▶ _Records for the task_

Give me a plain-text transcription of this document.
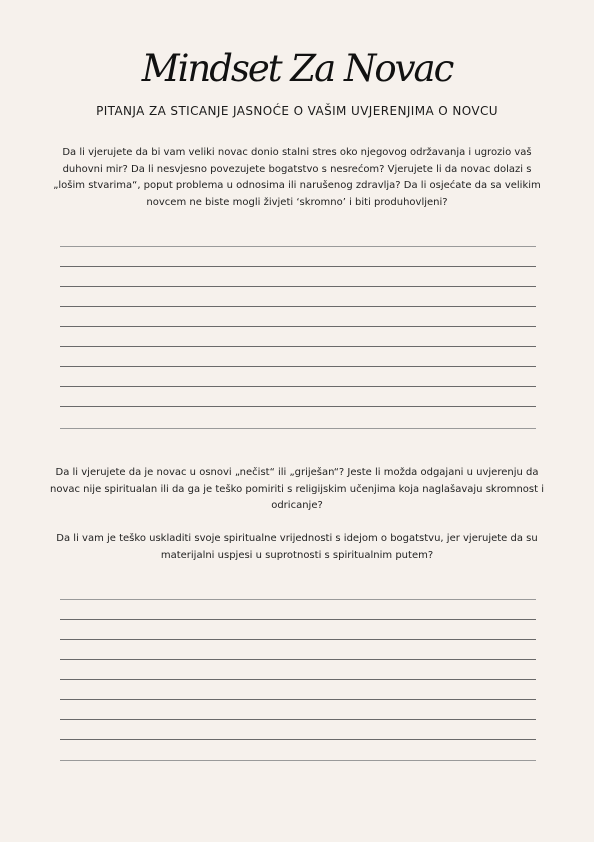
Mindset Za Novac
PITANJA ZA STICANJE JASNOĆE O VAŠIM UVJERENJIMA O NOVCU
Da li vjerujete da bi vam veliki novac donio stalni stres oko njegovog održavanja i ugrozio vaš duhovni mir? Da li nesvjesno povezujete bogatstvo s nesrećom? Vjerujete li da novac dolazi s „lošim stvarima“, poput problema u odnosima ili narušenog zdravlja? Da li osjećate da sa velikim novcem ne biste mogli živjeti ‘skromno’ i biti produhovljeni?
Da li vjerujete da je novac u osnovi „nečist“ ili „griješan“? Jeste li možda odgajani u uvjerenju da novac nije spiritualan ili da ga je teško pomiriti s religijskim učenjima koja naglašavaju skromnost i odricanje?
Da li vam je teško uskladiti svoje spiritualne vrijednosti s idejom o bogatstvu, jer vjerujete da su materijalni uspjesi u suprotnosti s spiritualnim putem?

▶ _Exercise brief_
Reproduce the material word for word, minus the images.

▶ _Final result_
Give me a plain-text transcription of this document.
Mindset Za Novac
PITANJA ZA STICANJE JASNOĆE O VAŠIM UVJERENJIMA O NOVCU
Da li vjerujete da bi vam veliki novac donio stalni stres oko njegovog održavanja i ugrozio vaš duhovni mir? Da li nesvjesno povezujete bogatstvo s nesrećom? Vjerujete li da novac dolazi s „lošim stvarima“, poput problema u odnosima ili narušenog zdravlja? Da li osjećate da sa velikim novcem ne biste mogli živjeti ‘skromno’ i biti produhovljeni?
Da li vjerujete da je novac u osnovi „nečist“ ili „griješan“? Jeste li možda odgajani u uvjerenju da novac nije spiritualan ili da ga je teško pomiriti s religijskim učenjima koja naglašavaju skromnost i odricanje?
Da li vam je teško uskladiti svoje spiritualne vrijednosti s idejom o bogatstvu, jer vjerujete da su materijalni uspjesi u suprotnosti s spiritualnim putem?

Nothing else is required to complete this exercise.